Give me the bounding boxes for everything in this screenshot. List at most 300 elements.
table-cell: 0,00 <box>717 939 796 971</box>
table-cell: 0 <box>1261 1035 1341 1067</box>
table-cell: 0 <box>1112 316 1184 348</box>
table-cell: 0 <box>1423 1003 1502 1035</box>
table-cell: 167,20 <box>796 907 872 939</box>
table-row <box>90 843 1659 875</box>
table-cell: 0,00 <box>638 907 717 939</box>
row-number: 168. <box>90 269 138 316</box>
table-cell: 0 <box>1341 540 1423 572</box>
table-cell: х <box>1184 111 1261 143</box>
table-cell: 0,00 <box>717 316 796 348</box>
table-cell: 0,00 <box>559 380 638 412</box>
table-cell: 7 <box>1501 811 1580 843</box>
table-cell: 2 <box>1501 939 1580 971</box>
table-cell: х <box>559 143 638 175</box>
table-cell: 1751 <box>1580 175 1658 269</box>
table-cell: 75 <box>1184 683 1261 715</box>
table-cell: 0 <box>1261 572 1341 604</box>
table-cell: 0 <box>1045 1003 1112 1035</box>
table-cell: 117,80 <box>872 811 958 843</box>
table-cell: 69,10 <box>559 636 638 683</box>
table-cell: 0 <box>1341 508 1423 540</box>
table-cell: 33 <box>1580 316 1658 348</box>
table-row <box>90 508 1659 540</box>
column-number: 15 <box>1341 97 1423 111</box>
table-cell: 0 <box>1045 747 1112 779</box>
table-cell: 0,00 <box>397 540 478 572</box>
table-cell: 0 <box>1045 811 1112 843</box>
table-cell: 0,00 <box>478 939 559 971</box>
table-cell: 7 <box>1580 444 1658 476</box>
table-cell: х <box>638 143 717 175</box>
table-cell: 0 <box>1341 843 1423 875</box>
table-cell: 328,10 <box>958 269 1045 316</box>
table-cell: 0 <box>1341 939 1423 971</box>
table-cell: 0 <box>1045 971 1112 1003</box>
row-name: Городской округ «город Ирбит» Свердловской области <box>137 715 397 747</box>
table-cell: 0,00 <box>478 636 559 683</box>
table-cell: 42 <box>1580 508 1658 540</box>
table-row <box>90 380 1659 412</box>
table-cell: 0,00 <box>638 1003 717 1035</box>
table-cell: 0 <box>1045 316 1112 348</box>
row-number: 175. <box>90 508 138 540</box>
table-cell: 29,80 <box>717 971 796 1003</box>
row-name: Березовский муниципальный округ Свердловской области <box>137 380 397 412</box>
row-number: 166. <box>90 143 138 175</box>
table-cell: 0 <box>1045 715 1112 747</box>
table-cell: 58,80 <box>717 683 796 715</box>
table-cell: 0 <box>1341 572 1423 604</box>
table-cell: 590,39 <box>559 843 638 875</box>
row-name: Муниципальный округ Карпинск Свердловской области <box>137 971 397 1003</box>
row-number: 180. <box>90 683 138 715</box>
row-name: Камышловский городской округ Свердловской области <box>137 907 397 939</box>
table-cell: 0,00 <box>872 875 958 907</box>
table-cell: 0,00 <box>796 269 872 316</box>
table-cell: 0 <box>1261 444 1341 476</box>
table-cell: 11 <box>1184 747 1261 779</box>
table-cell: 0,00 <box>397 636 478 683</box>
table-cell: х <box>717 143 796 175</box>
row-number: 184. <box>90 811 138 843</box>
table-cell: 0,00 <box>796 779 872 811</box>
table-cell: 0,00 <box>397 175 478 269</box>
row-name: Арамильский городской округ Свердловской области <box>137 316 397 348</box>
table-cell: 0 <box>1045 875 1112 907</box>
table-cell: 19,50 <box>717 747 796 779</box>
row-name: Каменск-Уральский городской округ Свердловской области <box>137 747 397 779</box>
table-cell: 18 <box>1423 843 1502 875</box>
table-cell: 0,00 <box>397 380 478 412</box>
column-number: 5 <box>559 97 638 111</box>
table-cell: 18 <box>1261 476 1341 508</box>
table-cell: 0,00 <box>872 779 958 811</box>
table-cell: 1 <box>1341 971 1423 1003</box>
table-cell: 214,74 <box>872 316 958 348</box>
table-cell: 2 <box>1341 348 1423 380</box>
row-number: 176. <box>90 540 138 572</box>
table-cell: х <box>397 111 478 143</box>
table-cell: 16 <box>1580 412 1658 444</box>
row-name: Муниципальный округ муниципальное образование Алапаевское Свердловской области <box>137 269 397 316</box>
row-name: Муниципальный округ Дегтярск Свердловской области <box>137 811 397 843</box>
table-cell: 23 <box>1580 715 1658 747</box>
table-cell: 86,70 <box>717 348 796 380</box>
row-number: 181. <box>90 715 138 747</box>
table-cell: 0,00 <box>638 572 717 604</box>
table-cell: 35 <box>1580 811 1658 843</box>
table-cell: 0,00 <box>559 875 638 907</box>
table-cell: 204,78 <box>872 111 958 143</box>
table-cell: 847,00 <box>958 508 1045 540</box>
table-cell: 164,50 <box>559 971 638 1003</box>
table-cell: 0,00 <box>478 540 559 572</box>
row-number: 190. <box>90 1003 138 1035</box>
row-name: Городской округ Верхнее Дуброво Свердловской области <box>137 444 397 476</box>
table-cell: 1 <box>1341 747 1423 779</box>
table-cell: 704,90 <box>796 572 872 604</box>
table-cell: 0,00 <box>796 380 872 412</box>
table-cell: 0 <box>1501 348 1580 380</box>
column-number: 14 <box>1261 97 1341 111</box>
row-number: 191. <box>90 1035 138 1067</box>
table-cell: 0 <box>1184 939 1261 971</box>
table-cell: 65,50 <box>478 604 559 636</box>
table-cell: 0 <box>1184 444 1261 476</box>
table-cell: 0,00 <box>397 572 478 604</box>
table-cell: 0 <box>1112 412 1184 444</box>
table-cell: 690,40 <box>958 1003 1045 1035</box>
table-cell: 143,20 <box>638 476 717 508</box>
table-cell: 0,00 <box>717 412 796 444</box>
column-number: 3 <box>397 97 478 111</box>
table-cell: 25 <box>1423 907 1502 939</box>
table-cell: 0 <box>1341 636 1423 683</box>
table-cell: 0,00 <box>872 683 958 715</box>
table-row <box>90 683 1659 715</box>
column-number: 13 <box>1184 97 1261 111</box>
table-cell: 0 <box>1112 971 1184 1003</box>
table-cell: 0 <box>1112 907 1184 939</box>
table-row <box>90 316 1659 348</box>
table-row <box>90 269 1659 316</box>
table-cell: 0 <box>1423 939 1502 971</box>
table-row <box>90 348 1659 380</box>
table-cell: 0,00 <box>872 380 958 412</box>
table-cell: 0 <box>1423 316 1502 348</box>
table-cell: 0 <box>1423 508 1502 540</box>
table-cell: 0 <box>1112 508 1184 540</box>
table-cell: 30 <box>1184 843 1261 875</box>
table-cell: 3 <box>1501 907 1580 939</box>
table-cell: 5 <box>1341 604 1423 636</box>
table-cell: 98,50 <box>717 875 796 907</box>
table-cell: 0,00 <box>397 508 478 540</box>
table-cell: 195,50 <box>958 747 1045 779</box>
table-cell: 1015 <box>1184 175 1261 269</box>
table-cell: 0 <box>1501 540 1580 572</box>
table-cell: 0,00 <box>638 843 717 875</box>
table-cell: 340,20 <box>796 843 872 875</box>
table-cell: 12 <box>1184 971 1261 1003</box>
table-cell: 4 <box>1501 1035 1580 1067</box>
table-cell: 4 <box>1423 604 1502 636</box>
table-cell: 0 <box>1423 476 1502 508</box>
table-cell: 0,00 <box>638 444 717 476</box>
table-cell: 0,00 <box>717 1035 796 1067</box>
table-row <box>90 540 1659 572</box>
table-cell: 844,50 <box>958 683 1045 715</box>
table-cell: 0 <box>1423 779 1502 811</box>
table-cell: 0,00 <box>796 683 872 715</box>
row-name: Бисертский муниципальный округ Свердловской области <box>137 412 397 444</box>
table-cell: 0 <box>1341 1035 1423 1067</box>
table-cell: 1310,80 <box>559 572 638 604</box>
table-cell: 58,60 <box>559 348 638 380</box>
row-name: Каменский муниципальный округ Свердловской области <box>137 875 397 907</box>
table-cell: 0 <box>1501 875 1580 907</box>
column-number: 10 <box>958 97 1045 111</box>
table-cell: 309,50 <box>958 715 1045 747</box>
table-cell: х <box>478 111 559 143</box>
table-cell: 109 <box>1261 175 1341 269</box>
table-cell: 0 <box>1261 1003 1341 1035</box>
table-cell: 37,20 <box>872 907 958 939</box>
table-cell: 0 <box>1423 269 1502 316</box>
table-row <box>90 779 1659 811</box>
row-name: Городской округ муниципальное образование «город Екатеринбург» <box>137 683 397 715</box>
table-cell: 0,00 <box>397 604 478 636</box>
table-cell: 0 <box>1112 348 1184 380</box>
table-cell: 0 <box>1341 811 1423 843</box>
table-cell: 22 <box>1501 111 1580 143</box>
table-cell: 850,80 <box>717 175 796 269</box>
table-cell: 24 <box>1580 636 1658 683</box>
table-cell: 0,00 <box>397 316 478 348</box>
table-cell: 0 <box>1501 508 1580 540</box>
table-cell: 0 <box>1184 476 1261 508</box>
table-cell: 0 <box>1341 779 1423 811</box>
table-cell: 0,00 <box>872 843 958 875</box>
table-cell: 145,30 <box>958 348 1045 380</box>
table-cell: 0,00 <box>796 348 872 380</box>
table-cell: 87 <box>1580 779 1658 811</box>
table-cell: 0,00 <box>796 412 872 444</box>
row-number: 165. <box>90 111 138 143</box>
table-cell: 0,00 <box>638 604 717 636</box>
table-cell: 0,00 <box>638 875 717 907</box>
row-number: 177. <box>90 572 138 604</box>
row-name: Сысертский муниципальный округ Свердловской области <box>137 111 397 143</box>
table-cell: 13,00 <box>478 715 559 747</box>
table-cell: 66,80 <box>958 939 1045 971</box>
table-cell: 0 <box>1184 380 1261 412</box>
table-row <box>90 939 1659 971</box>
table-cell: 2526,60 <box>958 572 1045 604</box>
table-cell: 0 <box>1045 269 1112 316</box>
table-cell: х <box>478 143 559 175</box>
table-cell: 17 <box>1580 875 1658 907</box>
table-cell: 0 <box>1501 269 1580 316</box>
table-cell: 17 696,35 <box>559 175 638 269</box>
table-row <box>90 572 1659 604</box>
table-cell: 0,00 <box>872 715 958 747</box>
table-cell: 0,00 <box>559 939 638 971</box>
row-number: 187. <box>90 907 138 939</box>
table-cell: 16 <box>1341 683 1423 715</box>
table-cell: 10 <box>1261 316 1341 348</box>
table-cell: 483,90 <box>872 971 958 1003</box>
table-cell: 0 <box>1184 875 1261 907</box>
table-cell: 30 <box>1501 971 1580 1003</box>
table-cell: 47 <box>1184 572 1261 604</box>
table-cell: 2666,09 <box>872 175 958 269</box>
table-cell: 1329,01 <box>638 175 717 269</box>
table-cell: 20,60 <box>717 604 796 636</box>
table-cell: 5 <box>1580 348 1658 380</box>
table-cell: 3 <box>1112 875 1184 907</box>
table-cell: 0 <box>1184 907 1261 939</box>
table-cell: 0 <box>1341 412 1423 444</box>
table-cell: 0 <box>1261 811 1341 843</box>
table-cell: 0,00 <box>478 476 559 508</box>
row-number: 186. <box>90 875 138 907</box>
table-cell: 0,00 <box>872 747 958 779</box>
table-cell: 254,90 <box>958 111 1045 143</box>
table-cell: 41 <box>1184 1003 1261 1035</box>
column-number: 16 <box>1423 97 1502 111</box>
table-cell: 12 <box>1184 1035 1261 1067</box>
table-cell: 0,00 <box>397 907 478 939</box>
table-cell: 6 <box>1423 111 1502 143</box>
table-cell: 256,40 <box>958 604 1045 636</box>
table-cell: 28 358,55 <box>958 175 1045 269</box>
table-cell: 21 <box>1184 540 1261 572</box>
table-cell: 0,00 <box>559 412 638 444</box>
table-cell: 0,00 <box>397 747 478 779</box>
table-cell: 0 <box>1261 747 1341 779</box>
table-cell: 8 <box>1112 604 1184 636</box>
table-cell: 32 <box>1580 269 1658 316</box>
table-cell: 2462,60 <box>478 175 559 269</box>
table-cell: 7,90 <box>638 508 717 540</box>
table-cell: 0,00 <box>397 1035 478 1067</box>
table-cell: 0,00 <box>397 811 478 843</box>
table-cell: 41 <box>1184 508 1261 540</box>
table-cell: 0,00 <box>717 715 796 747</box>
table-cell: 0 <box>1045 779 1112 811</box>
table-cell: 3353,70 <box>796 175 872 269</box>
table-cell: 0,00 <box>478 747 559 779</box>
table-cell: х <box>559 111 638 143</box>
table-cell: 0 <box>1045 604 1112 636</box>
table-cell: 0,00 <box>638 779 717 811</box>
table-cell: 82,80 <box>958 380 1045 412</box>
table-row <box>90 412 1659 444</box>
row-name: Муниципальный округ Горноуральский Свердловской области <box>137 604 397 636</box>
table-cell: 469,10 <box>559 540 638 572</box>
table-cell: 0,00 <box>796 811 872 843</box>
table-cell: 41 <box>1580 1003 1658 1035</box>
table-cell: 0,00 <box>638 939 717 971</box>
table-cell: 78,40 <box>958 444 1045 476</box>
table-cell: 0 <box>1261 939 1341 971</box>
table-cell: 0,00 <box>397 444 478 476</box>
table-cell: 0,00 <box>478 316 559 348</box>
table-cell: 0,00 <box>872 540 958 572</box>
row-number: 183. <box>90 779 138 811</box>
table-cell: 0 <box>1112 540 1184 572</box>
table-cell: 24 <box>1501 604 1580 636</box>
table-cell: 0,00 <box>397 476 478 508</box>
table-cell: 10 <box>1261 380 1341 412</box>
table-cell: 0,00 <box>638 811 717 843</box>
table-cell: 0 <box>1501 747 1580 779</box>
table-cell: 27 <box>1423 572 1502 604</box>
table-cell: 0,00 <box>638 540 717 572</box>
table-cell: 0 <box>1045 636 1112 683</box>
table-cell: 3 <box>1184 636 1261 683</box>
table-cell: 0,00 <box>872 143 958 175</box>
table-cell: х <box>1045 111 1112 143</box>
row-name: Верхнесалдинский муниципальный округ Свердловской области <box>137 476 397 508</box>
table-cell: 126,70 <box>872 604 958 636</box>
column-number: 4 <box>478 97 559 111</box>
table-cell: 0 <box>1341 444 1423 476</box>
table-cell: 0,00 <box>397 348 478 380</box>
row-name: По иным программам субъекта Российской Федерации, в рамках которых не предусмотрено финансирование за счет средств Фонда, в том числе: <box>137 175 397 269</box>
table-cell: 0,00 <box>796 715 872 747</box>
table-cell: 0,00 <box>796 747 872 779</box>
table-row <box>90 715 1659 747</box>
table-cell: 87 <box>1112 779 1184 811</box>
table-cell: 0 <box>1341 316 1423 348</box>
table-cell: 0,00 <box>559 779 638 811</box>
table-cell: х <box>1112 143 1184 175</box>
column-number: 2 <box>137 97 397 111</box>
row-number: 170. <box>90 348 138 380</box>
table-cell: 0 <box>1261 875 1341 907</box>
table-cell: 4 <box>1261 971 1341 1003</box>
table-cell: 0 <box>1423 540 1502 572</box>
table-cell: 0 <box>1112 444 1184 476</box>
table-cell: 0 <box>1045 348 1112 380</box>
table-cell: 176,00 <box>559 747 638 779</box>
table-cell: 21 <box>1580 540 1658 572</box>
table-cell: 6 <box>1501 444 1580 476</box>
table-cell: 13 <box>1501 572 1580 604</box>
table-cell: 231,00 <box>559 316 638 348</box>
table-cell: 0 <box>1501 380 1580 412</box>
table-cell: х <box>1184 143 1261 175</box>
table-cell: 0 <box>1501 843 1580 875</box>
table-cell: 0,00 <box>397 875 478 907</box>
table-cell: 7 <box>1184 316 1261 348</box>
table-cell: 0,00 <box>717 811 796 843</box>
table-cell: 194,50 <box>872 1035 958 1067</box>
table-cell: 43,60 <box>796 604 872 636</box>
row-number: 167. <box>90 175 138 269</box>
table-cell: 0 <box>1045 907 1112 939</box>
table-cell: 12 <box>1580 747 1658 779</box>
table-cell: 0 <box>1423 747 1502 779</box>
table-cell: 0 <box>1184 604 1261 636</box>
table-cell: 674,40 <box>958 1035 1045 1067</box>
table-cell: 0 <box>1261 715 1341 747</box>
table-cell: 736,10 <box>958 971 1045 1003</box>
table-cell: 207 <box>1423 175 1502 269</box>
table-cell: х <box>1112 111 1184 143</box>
- - - -
# Written exercise
Rename "table-row" to "row" throughout the stretch from the start of the records through the line containing "row-name: Березовский муниципальный", and give those lines again with nothing else changed.

# Exercise response
Give me the bounding boxes for everything in this screenshot. List at most 300 elements.
table-cell: 0,00 <box>717 939 796 971</box>
table-cell: 0 <box>1261 1035 1341 1067</box>
table-cell: 0 <box>1112 316 1184 348</box>
table-cell: 0 <box>1423 1003 1502 1035</box>
table-cell: 167,20 <box>796 907 872 939</box>
row <box>90 843 1659 875</box>
table-cell: 0,00 <box>638 907 717 939</box>
row-number: 168. <box>90 269 138 316</box>
table-cell: 0 <box>1341 540 1423 572</box>
table-cell: х <box>1184 111 1261 143</box>
table-cell: 0,00 <box>717 316 796 348</box>
table-cell: 0,00 <box>559 380 638 412</box>
table-cell: 7 <box>1501 811 1580 843</box>
table-cell: 2 <box>1501 939 1580 971</box>
table-cell: х <box>559 143 638 175</box>
table-cell: 1751 <box>1580 175 1658 269</box>
table-cell: 75 <box>1184 683 1261 715</box>
table-cell: 0 <box>1261 572 1341 604</box>
table-cell: 0 <box>1045 1003 1112 1035</box>
table-cell: 117,80 <box>872 811 958 843</box>
table-cell: 69,10 <box>559 636 638 683</box>
table-cell: 0 <box>1341 508 1423 540</box>
table-cell: 33 <box>1580 316 1658 348</box>
row <box>90 508 1659 540</box>
column-number: 15 <box>1341 97 1423 111</box>
table-cell: 0 <box>1045 747 1112 779</box>
table-cell: 0,00 <box>397 540 478 572</box>
table-cell: 0 <box>1045 811 1112 843</box>
table-cell: 0,00 <box>478 939 559 971</box>
table-cell: 7 <box>1580 444 1658 476</box>
table-cell: х <box>638 143 717 175</box>
table-cell: 0 <box>1341 843 1423 875</box>
table-cell: 328,10 <box>958 269 1045 316</box>
table-cell: 0 <box>1341 939 1423 971</box>
table-cell: 0 <box>1045 971 1112 1003</box>
row-name: Городской округ «город Ирбит» Свердловской области <box>137 715 397 747</box>
table-cell: 0,00 <box>478 636 559 683</box>
table-cell: 42 <box>1580 508 1658 540</box>
row <box>90 380 1659 412</box>
table-cell: 0,00 <box>638 1003 717 1035</box>
table-cell: 0 <box>1045 316 1112 348</box>
row-number: 175. <box>90 508 138 540</box>
table-cell: 29,80 <box>717 971 796 1003</box>
row-name: Березовский муниципальный округ Свердловской области <box>137 380 397 412</box>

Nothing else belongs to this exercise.